Aim: Select all lines in the records that include "euros".

Stored data:
•••••

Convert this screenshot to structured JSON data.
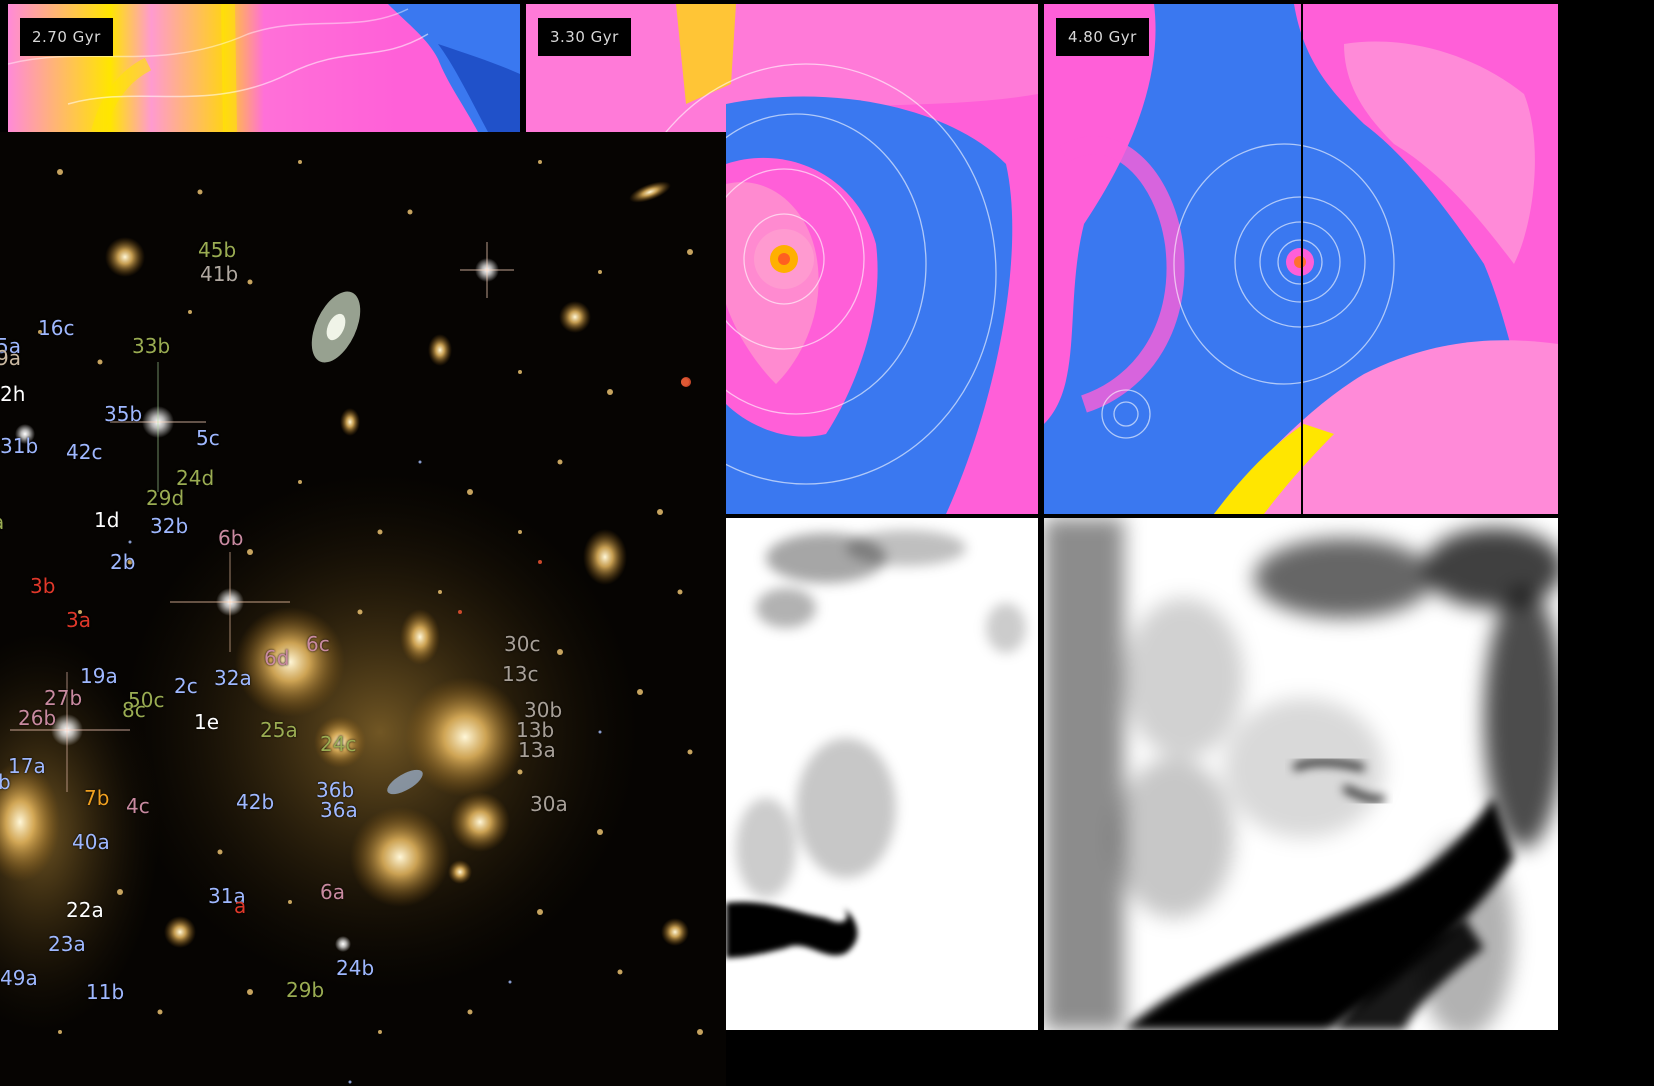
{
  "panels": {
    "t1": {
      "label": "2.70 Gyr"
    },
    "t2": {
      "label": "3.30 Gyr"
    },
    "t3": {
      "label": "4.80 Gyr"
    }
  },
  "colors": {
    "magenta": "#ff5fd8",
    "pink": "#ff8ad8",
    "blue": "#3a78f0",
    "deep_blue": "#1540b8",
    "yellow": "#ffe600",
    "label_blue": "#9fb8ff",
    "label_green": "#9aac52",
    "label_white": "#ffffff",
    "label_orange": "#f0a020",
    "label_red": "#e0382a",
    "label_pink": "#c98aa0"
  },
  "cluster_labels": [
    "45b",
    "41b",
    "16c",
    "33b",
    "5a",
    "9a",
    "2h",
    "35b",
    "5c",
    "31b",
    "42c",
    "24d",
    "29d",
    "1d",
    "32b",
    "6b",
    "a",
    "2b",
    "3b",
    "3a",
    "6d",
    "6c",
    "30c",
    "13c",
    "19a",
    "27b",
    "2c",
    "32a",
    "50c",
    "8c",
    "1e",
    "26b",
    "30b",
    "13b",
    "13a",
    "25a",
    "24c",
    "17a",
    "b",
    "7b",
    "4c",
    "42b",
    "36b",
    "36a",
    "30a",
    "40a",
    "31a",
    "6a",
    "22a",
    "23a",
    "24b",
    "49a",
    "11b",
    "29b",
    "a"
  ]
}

•••••

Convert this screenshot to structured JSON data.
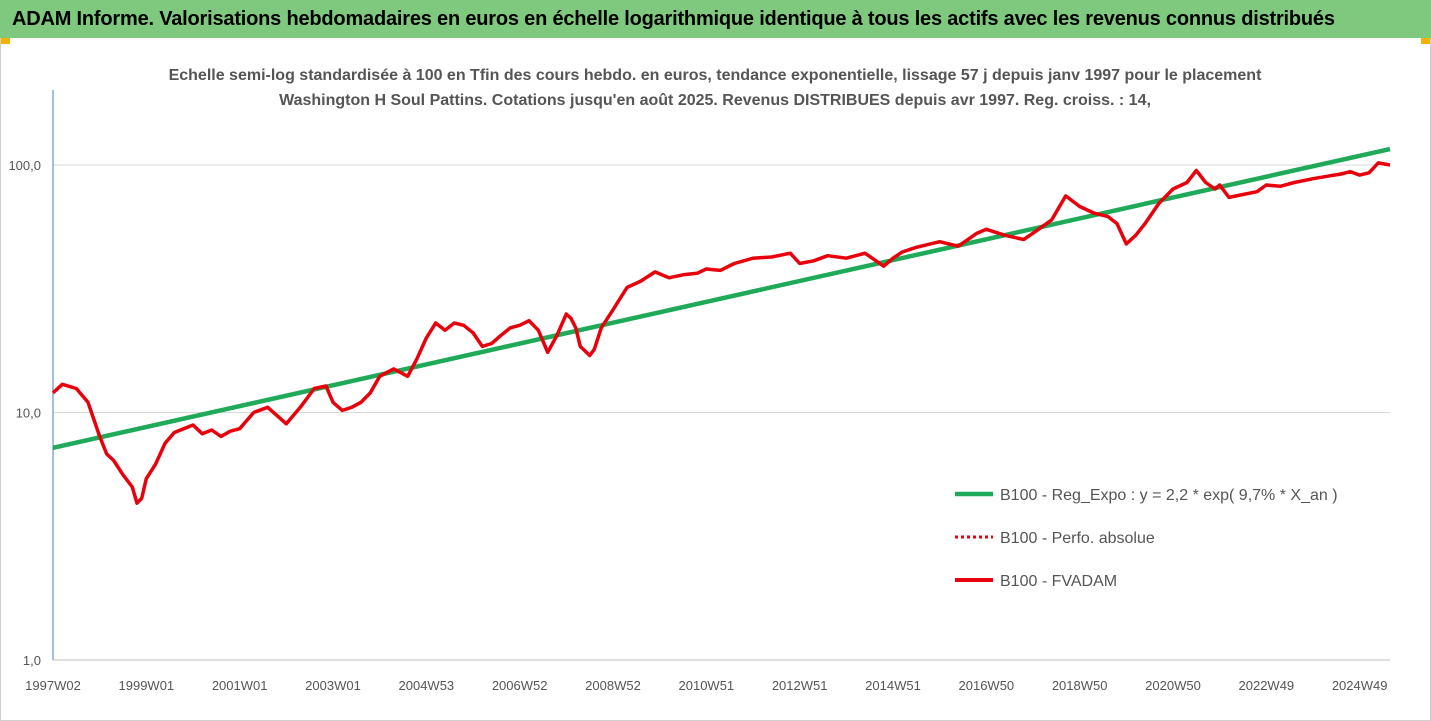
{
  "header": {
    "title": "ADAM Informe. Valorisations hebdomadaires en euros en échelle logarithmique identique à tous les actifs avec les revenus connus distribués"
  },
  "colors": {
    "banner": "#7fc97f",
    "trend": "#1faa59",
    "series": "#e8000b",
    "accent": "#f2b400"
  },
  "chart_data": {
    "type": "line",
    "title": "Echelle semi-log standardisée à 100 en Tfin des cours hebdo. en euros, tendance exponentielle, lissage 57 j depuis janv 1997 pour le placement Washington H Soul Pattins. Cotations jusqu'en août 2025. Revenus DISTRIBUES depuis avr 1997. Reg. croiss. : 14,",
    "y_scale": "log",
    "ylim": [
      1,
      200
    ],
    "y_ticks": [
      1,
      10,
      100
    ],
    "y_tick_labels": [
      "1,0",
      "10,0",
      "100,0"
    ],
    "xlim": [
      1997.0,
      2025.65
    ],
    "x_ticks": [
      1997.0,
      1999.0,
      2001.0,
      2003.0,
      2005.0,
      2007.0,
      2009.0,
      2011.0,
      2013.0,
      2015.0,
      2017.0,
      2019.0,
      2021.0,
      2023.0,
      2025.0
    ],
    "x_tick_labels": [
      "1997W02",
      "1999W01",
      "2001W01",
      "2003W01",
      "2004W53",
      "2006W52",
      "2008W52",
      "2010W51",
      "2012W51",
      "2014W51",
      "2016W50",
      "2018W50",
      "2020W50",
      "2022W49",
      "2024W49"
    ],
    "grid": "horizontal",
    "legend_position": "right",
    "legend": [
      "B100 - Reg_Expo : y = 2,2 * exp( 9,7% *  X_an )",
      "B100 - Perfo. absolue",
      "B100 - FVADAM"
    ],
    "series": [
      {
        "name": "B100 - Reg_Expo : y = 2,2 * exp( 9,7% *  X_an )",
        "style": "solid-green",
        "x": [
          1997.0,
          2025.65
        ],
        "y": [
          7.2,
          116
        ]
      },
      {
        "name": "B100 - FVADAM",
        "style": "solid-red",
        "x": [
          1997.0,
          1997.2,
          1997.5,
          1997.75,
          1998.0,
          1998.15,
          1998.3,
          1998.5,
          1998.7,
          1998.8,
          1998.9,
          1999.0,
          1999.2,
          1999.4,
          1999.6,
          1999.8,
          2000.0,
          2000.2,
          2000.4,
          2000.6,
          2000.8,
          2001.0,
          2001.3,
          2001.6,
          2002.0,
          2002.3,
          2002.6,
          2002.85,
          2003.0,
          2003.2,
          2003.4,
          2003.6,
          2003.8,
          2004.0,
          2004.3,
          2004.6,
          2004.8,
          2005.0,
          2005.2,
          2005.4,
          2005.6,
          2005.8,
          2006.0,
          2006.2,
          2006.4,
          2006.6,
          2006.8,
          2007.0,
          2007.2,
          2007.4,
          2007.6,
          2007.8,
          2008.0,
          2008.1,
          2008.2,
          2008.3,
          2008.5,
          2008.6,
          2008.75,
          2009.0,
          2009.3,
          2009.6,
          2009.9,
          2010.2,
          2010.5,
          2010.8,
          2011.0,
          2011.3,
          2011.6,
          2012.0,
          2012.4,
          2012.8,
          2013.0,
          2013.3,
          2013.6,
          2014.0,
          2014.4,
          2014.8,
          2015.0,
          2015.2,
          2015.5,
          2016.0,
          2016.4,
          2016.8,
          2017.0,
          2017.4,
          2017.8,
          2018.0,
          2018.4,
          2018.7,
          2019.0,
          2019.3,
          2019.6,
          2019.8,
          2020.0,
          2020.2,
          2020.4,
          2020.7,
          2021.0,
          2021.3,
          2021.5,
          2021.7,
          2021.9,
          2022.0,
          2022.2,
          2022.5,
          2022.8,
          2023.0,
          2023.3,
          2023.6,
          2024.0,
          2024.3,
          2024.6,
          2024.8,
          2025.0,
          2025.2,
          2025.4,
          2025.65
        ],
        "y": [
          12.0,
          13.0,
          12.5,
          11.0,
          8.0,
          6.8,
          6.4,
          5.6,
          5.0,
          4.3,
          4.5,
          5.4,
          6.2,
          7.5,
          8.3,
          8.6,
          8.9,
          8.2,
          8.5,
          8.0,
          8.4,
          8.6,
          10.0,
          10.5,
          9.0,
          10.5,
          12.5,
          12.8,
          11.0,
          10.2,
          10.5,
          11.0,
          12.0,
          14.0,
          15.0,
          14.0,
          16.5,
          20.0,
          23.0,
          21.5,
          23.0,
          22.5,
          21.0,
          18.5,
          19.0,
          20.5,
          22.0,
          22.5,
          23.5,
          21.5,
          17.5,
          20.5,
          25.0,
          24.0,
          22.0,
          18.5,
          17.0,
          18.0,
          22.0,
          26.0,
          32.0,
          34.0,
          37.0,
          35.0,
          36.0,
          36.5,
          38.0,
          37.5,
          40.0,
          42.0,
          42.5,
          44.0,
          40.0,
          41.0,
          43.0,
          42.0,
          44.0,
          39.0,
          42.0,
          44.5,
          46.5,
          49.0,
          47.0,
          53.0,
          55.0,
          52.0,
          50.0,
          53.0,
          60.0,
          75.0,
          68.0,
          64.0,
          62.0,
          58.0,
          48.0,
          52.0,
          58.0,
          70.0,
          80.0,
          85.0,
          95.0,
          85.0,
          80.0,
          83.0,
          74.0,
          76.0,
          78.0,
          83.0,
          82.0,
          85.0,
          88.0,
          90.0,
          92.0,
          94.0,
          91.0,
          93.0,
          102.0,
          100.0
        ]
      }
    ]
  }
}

•••••

Full output:
    "title": "ADAM Informe. Valorisations hebdomadaires en euros en échelle logarithmique identique à tous les actifs avec les revenus connus distribués"
    "title": "Echelle semi-log standardisée à 100 en Tfin des cours hebdo. en euros, tendance exponentielle, lissage 57 j depuis janv 1997 pour le placement Washington H Soul Pattins. Cotations jusqu'en août 2025. Revenus DISTRIBUES depuis avr 1997. Reg. croiss. : 14,",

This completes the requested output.